## [Exercise]
Transcribe the records below exactly, leaving out any pictures.

[Source records]
## begin
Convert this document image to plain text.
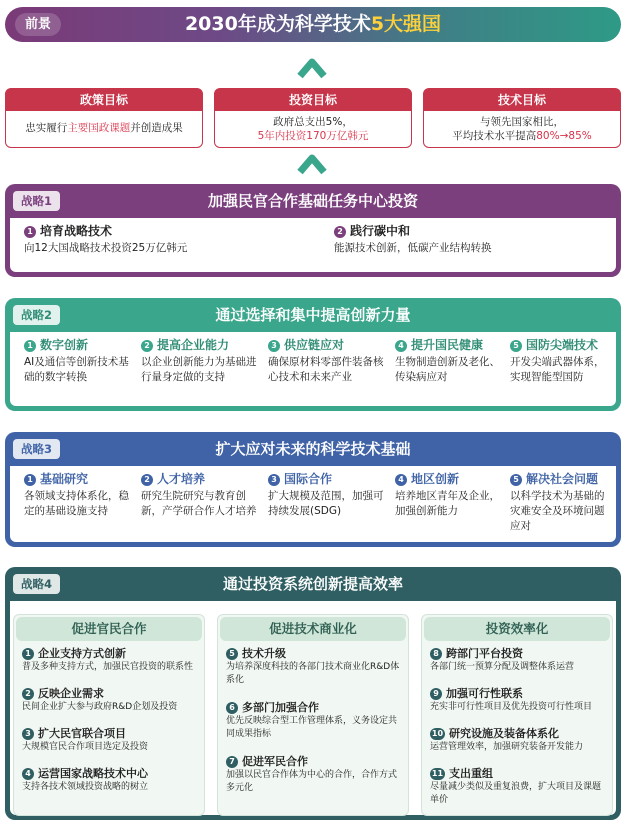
前景	2030年成为科学技术5大强国
政策目标
忠实履行主要国政课题并创造成果
投资目标
政府总支出5%，
5年内投资170万亿韩元
技术目标
与领先国家相比，
平均技术水平提高80%→85%
战略1	加强民官合作基础任务中心投资
1 培育战略技术
向12大国战略技术投资25万亿韩元
2 践行碳中和
能源技术创新，低碳产业结构转换
战略2	通过选择和集中提高创新力量
1 数字创新
AI及通信等创新技术基础的数字转换
2 提高企业能力
以企业创新能力为基础进行量身定做的支持
3 供应链应对
确保原材料零部件装备核心技术和未来产业
4 提升国民健康
生物制造创新及老化、传染病应对
5 国防尖端技术
开发尖端武器体系，实现智能型国防
战略3	扩大应对未来的科学技术基础
1 基础研究
各领域支持体系化，稳定的基础设施支持
2 人才培养
研究生院研究与教育创新，产学研合作人才培养
3 国际合作
扩大规模及范围，加强可持续发展(SDG)
4 地区创新
培养地区青年及企业，加强创新能力
5 解决社会问题
以科学技术为基础的灾难安全及环境问题应对
战略4	通过投资系统创新提高效率
促进官民合作
1 企业支持方式创新
普及多种支持方式，加强民官投资的联系性
2 反映企业需求
民间企业扩大参与政府R&D企划及投资
3 扩大民官联合项目
大规模官民合作项目选定及投资
4 运营国家战略技术中心
支持各技术领域投资战略的树立
促进技术商业化
5 技术升级
为培养深度科技的各部门技术商业化R&D体系化
6 多部门加强合作
优先反映综合型工作管理体系，义务设定共同成果指标
7 促进军民合作
加强以民官合作体为中心的合作，合作方式多元化
投资效率化
8 跨部门平台投资
各部门统一预算分配及调整体系运营
9 加强可行性联系
充实非可行性项目及优先投资可行性项目
10 研究设施及装备体系化
运营管理效率，加强研究装备开发能力
11 支出重组
尽量减少类似及重复浪费，扩大项目及课题单价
## end
## [Task answer]
Convert this document image to plain text.
前景	2030年成为科学技术5大强国
政策目标
忠实履行主要国政课题并创造成果
投资目标
政府总支出5%，
5年内投资170万亿韩元
技术目标
与领先国家相比，
平均技术水平提高80%→85%
战略1	加强民官合作基础任务中心投资
1 培育战略技术
向12大国战略技术投资25万亿韩元
2 践行碳中和
能源技术创新，低碳产业结构转换
战略2	通过选择和集中提高创新力量
1 数字创新
AI及通信等创新技术基础的数字转换
2 提高企业能力
以企业创新能力为基础进行量身定做的支持
3 供应链应对
确保原材料零部件装备核心技术和未来产业
4 提升国民健康
生物制造创新及老化、传染病应对
5 国防尖端技术
开发尖端武器体系，实现智能型国防
战略3	扩大应对未来的科学技术基础
1 基础研究
各领域支持体系化，稳定的基础设施支持
2 人才培养
研究生院研究与教育创新，产学研合作人才培养
3 国际合作
扩大规模及范围，加强可持续发展(SDG)
4 地区创新
培养地区青年及企业，加强创新能力
5 解决社会问题
以科学技术为基础的灾难安全及环境问题应对
战略4	通过投资系统创新提高效率
促进官民合作
1 企业支持方式创新
普及多种支持方式，加强民官投资的联系性
2 反映企业需求
民间企业扩大参与政府R&D企划及投资
3 扩大民官联合项目
大规模官民合作项目选定及投资
4 运营国家战略技术中心
支持各技术领域投资战略的树立
促进技术商业化
5 技术升级
为培养深度科技的各部门技术商业化R&D体系化
6 多部门加强合作
优先反映综合型工作管理体系，义务设定共同成果指标
7 促进军民合作
加强以民官合作体为中心的合作，合作方式多元化
投资效率化
8 跨部门平台投资
各部门统一预算分配及调整体系运营
9 加强可行性联系
充实非可行性项目及优先投资可行性项目
10 研究设施及装备体系化
运营管理效率，加强研究装备开发能力
11 支出重组
尽量减少类似及重复浪费，扩大项目及课题单价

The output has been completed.